#### [RECORDS FOR THIS EXERCISE]

--------------------

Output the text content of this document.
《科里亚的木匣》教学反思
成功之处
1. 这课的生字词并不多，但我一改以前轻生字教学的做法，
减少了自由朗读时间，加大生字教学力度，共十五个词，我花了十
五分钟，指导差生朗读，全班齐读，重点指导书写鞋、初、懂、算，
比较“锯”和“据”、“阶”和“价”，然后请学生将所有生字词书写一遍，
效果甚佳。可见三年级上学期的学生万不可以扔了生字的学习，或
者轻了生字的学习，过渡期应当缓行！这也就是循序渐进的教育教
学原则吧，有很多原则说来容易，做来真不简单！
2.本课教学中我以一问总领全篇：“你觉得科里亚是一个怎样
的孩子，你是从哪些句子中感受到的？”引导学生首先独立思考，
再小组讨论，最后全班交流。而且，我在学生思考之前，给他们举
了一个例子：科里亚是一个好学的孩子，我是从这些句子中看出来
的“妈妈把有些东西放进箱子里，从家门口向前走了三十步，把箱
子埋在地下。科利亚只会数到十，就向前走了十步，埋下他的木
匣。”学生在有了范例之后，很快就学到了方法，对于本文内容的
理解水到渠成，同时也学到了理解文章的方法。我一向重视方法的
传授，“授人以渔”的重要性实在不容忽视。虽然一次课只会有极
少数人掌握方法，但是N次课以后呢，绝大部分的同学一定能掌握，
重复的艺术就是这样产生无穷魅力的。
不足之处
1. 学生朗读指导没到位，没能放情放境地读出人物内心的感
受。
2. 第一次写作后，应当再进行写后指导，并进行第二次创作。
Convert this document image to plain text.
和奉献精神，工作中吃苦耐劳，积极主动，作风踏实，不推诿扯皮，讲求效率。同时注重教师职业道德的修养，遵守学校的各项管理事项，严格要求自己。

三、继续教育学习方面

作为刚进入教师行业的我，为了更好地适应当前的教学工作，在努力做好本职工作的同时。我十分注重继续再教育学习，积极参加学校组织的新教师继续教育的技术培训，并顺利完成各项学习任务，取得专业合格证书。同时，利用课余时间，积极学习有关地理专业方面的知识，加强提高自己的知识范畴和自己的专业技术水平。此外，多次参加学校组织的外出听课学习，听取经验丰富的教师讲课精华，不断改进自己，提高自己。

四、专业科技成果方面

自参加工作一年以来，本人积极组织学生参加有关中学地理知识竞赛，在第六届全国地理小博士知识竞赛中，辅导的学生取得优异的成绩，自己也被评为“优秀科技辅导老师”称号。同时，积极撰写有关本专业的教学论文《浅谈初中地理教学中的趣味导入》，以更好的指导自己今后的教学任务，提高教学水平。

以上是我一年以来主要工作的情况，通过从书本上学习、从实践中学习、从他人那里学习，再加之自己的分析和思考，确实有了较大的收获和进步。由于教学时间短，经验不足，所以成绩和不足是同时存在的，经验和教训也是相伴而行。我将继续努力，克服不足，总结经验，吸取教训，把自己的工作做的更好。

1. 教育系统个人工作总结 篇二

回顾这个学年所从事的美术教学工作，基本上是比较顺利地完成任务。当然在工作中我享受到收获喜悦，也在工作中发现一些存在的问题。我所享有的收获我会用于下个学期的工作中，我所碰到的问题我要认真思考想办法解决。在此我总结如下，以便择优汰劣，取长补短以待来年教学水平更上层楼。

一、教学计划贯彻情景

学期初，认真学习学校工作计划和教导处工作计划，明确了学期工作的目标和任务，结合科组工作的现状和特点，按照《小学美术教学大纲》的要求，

--------------------

#### [WHAT YOU NEED TO DO]
Return every line in the listing that contains the word "document".

#### [EXPECTED OUTPUT]
Output the text content of this document.
Convert this document image to plain text.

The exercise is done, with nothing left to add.